DIRECTIONS:
Copy out, from the entries below, each line holding the string "package".

GIVEN RECORDS:
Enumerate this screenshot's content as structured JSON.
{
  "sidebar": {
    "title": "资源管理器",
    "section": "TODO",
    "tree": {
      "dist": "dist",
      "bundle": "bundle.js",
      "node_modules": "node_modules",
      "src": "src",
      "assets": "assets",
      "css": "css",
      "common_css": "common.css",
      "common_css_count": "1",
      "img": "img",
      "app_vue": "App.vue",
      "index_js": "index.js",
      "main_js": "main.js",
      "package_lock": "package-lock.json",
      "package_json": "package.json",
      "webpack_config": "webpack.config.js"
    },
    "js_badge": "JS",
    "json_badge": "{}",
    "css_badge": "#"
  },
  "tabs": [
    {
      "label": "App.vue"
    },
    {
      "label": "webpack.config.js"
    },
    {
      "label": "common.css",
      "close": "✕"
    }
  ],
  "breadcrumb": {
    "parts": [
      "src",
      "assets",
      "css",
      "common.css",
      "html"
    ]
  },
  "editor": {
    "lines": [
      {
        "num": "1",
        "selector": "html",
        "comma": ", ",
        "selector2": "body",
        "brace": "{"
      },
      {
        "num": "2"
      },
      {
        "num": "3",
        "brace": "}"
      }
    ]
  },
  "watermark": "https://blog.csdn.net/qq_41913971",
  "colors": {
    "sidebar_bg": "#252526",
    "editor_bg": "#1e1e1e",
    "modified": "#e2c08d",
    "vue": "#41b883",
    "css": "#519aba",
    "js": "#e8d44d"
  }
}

RESULT OF THE TASK:
      "package_lock": "package-lock.json",
      "package_json": "package.json",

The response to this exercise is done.